Task goal:
Pull every "Менделеева" line out of the data below.

Records for processing:
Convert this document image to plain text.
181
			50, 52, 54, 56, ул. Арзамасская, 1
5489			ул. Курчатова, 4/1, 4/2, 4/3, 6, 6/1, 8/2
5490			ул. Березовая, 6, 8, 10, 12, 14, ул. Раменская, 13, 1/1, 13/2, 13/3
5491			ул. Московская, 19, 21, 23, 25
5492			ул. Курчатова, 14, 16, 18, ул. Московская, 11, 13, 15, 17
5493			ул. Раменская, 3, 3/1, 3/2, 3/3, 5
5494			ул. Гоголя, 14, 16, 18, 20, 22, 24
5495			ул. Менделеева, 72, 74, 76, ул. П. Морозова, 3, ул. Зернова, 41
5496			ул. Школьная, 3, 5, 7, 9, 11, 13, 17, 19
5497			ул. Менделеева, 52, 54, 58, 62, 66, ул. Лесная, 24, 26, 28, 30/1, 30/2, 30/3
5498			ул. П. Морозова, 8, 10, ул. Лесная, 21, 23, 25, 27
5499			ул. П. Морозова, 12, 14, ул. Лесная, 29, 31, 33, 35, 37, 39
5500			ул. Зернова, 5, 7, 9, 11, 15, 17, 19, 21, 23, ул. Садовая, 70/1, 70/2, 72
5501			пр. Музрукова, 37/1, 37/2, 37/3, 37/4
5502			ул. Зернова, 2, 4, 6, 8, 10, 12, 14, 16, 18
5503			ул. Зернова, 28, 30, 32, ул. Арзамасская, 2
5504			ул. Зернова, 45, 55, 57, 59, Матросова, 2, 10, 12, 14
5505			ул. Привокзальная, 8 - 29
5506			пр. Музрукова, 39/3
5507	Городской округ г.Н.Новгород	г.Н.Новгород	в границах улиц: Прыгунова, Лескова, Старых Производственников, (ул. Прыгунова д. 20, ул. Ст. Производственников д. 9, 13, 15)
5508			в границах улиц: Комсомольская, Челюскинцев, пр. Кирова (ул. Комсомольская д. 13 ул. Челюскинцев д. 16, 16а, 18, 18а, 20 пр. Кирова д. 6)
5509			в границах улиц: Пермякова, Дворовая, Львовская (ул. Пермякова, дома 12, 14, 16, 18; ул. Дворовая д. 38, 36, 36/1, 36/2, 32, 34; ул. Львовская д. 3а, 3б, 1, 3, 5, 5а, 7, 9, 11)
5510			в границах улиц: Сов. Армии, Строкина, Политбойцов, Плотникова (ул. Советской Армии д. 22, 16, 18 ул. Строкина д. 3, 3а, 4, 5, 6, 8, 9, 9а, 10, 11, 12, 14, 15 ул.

Answer:
5495			ул. Менделеева, 72, 74, 76, ул. П. Морозова, 3, ул. Зернова, 41
5497			ул. Менделеева, 52, 54, 58, 62, 66, ул. Лесная, 24, 26, 28, 30/1, 30/2, 30/3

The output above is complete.